* _Task instructions_: Rewrite all of the items below, changing every "raw-data-point" to "raw-sample-point" and leaving everything else as it is.

* _Available data_:
━━━━━━
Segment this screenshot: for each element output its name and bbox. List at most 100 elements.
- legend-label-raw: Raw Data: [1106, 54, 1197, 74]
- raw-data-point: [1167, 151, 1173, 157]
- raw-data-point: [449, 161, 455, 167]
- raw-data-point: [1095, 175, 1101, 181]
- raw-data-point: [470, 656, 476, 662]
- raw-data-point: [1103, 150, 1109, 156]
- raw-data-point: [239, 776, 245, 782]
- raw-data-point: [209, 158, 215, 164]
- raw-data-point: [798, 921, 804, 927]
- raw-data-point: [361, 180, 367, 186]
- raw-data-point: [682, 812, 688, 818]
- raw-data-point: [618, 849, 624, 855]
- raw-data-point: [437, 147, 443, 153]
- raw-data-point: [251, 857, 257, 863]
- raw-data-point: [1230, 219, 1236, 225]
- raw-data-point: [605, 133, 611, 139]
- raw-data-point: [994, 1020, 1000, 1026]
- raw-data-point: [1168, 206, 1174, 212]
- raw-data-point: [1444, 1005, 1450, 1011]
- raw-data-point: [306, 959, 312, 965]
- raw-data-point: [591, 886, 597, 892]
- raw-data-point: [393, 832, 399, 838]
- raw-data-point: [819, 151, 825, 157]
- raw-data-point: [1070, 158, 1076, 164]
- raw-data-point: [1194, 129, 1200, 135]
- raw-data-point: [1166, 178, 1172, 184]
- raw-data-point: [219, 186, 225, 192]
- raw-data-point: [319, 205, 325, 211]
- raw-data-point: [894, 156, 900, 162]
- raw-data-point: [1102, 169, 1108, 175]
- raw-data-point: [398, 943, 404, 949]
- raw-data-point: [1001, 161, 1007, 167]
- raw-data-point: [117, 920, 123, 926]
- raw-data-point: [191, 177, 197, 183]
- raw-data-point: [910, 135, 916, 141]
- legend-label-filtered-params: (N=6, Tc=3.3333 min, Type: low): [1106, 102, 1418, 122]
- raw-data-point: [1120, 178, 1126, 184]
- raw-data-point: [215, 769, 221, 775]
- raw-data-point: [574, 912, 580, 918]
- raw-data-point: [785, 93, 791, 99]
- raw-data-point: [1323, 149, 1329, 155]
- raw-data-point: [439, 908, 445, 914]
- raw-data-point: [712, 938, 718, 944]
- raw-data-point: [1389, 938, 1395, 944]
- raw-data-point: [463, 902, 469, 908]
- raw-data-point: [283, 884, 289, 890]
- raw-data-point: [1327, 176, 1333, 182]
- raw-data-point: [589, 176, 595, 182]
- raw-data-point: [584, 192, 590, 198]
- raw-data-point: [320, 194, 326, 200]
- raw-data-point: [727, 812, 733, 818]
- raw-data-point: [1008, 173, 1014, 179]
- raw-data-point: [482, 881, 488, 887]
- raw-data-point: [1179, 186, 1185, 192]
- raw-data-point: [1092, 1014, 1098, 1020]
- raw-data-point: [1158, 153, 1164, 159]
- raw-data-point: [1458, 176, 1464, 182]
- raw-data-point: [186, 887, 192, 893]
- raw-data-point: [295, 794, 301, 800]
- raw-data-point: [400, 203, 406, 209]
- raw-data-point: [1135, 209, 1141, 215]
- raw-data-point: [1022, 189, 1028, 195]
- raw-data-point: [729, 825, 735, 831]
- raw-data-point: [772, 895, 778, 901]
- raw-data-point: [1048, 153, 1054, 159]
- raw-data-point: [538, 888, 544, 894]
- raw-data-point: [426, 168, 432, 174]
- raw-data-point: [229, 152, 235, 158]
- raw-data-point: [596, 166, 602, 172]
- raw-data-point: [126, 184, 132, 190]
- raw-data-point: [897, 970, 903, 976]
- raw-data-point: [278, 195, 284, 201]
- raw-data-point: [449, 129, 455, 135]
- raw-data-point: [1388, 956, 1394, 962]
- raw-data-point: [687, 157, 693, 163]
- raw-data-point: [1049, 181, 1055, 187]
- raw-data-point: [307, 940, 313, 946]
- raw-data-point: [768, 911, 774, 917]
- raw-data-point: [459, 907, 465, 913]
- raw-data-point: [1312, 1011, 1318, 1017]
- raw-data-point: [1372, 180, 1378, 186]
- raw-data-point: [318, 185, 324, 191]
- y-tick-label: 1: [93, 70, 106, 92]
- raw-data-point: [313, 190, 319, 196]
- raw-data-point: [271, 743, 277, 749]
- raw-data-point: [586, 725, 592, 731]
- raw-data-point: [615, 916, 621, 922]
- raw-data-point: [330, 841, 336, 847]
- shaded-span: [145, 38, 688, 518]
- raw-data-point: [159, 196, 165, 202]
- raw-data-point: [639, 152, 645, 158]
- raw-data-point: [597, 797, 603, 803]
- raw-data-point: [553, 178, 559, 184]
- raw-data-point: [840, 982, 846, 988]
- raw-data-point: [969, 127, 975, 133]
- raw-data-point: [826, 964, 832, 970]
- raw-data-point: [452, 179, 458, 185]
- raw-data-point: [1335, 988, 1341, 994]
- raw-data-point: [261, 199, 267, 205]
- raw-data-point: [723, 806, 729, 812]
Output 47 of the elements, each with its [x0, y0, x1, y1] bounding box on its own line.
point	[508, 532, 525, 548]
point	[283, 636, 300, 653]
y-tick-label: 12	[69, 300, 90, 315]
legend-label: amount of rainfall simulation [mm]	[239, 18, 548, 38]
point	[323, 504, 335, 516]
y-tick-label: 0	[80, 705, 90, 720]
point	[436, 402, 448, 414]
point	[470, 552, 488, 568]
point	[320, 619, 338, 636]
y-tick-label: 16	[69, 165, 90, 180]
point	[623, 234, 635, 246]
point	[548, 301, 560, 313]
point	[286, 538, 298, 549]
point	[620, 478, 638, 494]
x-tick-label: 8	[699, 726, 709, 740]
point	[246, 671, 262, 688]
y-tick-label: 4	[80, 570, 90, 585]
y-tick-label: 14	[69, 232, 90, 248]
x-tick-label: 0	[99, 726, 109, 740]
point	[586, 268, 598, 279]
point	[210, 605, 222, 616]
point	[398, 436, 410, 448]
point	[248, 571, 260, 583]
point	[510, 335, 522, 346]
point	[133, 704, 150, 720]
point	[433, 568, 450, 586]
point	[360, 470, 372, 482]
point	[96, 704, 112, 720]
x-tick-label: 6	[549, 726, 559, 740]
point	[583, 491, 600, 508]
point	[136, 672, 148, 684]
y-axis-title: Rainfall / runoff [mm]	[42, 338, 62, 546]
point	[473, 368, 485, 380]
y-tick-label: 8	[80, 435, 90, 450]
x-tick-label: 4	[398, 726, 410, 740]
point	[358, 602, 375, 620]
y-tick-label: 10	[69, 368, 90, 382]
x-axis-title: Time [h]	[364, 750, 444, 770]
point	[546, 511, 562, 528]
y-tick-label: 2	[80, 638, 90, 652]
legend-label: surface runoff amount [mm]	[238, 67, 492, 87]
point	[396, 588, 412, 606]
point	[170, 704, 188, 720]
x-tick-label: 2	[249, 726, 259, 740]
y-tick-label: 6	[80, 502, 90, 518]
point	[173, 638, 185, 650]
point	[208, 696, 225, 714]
━━━━━━
* _Expected output_:
Segment this screenshot: for each element output its name and bbox. List at most 100 elements.
- legend-label-raw: Raw Data: [1106, 54, 1197, 74]
- raw-sample-point: [1167, 151, 1173, 157]
- raw-sample-point: [449, 161, 455, 167]
- raw-sample-point: [1095, 175, 1101, 181]
- raw-sample-point: [470, 656, 476, 662]
- raw-sample-point: [1103, 150, 1109, 156]
- raw-sample-point: [239, 776, 245, 782]
- raw-sample-point: [209, 158, 215, 164]
- raw-sample-point: [798, 921, 804, 927]
- raw-sample-point: [361, 180, 367, 186]
- raw-sample-point: [682, 812, 688, 818]
- raw-sample-point: [618, 849, 624, 855]
- raw-sample-point: [437, 147, 443, 153]
- raw-sample-point: [251, 857, 257, 863]
- raw-sample-point: [1230, 219, 1236, 225]
- raw-sample-point: [605, 133, 611, 139]
- raw-sample-point: [994, 1020, 1000, 1026]
- raw-sample-point: [1168, 206, 1174, 212]
- raw-sample-point: [1444, 1005, 1450, 1011]
- raw-sample-point: [306, 959, 312, 965]
- raw-sample-point: [591, 886, 597, 892]
- raw-sample-point: [393, 832, 399, 838]
- raw-sample-point: [819, 151, 825, 157]
- raw-sample-point: [1070, 158, 1076, 164]
- raw-sample-point: [1194, 129, 1200, 135]
- raw-sample-point: [1166, 178, 1172, 184]
- raw-sample-point: [219, 186, 225, 192]
- raw-sample-point: [319, 205, 325, 211]
- raw-sample-point: [894, 156, 900, 162]
- raw-sample-point: [1102, 169, 1108, 175]
- raw-sample-point: [398, 943, 404, 949]
- raw-sample-point: [1001, 161, 1007, 167]
- raw-sample-point: [117, 920, 123, 926]
- raw-sample-point: [191, 177, 197, 183]
- raw-sample-point: [910, 135, 916, 141]
- legend-label-filtered-params: (N=6, Tc=3.3333 min, Type: low): [1106, 102, 1418, 122]
- raw-sample-point: [1120, 178, 1126, 184]
- raw-sample-point: [215, 769, 221, 775]
- raw-sample-point: [574, 912, 580, 918]
- raw-sample-point: [785, 93, 791, 99]
- raw-sample-point: [1323, 149, 1329, 155]
- raw-sample-point: [439, 908, 445, 914]
- raw-sample-point: [712, 938, 718, 944]
- raw-sample-point: [1389, 938, 1395, 944]
- raw-sample-point: [463, 902, 469, 908]
- raw-sample-point: [283, 884, 289, 890]
- raw-sample-point: [1327, 176, 1333, 182]
- raw-sample-point: [589, 176, 595, 182]
- raw-sample-point: [584, 192, 590, 198]
- raw-sample-point: [320, 194, 326, 200]
- raw-sample-point: [727, 812, 733, 818]
- raw-sample-point: [1008, 173, 1014, 179]
- raw-sample-point: [482, 881, 488, 887]
- raw-sample-point: [1179, 186, 1185, 192]
- raw-sample-point: [1092, 1014, 1098, 1020]
- raw-sample-point: [1158, 153, 1164, 159]
- raw-sample-point: [1458, 176, 1464, 182]
- raw-sample-point: [186, 887, 192, 893]
- raw-sample-point: [295, 794, 301, 800]
- raw-sample-point: [400, 203, 406, 209]
- raw-sample-point: [1135, 209, 1141, 215]
- raw-sample-point: [1022, 189, 1028, 195]
- raw-sample-point: [729, 825, 735, 831]
- raw-sample-point: [772, 895, 778, 901]
- raw-sample-point: [1048, 153, 1054, 159]
- raw-sample-point: [538, 888, 544, 894]
- raw-sample-point: [426, 168, 432, 174]
- raw-sample-point: [229, 152, 235, 158]
- raw-sample-point: [596, 166, 602, 172]
- raw-sample-point: [126, 184, 132, 190]
- raw-sample-point: [897, 970, 903, 976]
- raw-sample-point: [278, 195, 284, 201]
- raw-sample-point: [449, 129, 455, 135]
- raw-sample-point: [1388, 956, 1394, 962]
- raw-sample-point: [687, 157, 693, 163]
- raw-sample-point: [1049, 181, 1055, 187]
- raw-sample-point: [307, 940, 313, 946]
- raw-sample-point: [768, 911, 774, 917]
- raw-sample-point: [459, 907, 465, 913]
- raw-sample-point: [1312, 1011, 1318, 1017]
- raw-sample-point: [1372, 180, 1378, 186]
- raw-sample-point: [318, 185, 324, 191]
- y-tick-label: 1: [93, 70, 106, 92]
- raw-sample-point: [313, 190, 319, 196]
- raw-sample-point: [271, 743, 277, 749]
- raw-sample-point: [586, 725, 592, 731]
- raw-sample-point: [615, 916, 621, 922]
- raw-sample-point: [330, 841, 336, 847]
- shaded-span: [145, 38, 688, 518]
- raw-sample-point: [159, 196, 165, 202]
- raw-sample-point: [639, 152, 645, 158]
- raw-sample-point: [597, 797, 603, 803]
- raw-sample-point: [553, 178, 559, 184]
- raw-sample-point: [840, 982, 846, 988]
- raw-sample-point: [969, 127, 975, 133]
- raw-sample-point: [826, 964, 832, 970]
- raw-sample-point: [452, 179, 458, 185]
- raw-sample-point: [1335, 988, 1341, 994]
- raw-sample-point: [261, 199, 267, 205]
- raw-sample-point: [723, 806, 729, 812]
Output 47 of the elements, each with its [x0, y0, x1, y1] bounding box on its own line.
point	[508, 532, 525, 548]
point	[283, 636, 300, 653]
y-tick-label: 12	[69, 300, 90, 315]
legend-label: amount of rainfall simulation [mm]	[239, 18, 548, 38]
point	[323, 504, 335, 516]
y-tick-label: 0	[80, 705, 90, 720]
point	[436, 402, 448, 414]
point	[470, 552, 488, 568]
point	[320, 619, 338, 636]
y-tick-label: 16	[69, 165, 90, 180]
point	[623, 234, 635, 246]
point	[548, 301, 560, 313]
point	[286, 538, 298, 549]
point	[620, 478, 638, 494]
x-tick-label: 8	[699, 726, 709, 740]
point	[246, 671, 262, 688]
y-tick-label: 4	[80, 570, 90, 585]
y-tick-label: 14	[69, 232, 90, 248]
x-tick-label: 0	[99, 726, 109, 740]
point	[586, 268, 598, 279]
point	[210, 605, 222, 616]
point	[398, 436, 410, 448]
point	[248, 571, 260, 583]
point	[510, 335, 522, 346]
point	[133, 704, 150, 720]
point	[433, 568, 450, 586]
point	[360, 470, 372, 482]
point	[96, 704, 112, 720]
x-tick-label: 6	[549, 726, 559, 740]
point	[583, 491, 600, 508]
point	[136, 672, 148, 684]
y-axis-title: Rainfall / runoff [mm]	[42, 338, 62, 546]
point	[473, 368, 485, 380]
y-tick-label: 8	[80, 435, 90, 450]
x-tick-label: 4	[398, 726, 410, 740]
point	[358, 602, 375, 620]
y-tick-label: 10	[69, 368, 90, 382]
x-axis-title: Time [h]	[364, 750, 444, 770]
point	[546, 511, 562, 528]
y-tick-label: 2	[80, 638, 90, 652]
legend-label: surface runoff amount [mm]	[238, 67, 492, 87]
point	[396, 588, 412, 606]
point	[170, 704, 188, 720]
x-tick-label: 2	[249, 726, 259, 740]
y-tick-label: 6	[80, 502, 90, 518]
point	[173, 638, 185, 650]
point	[208, 696, 225, 714]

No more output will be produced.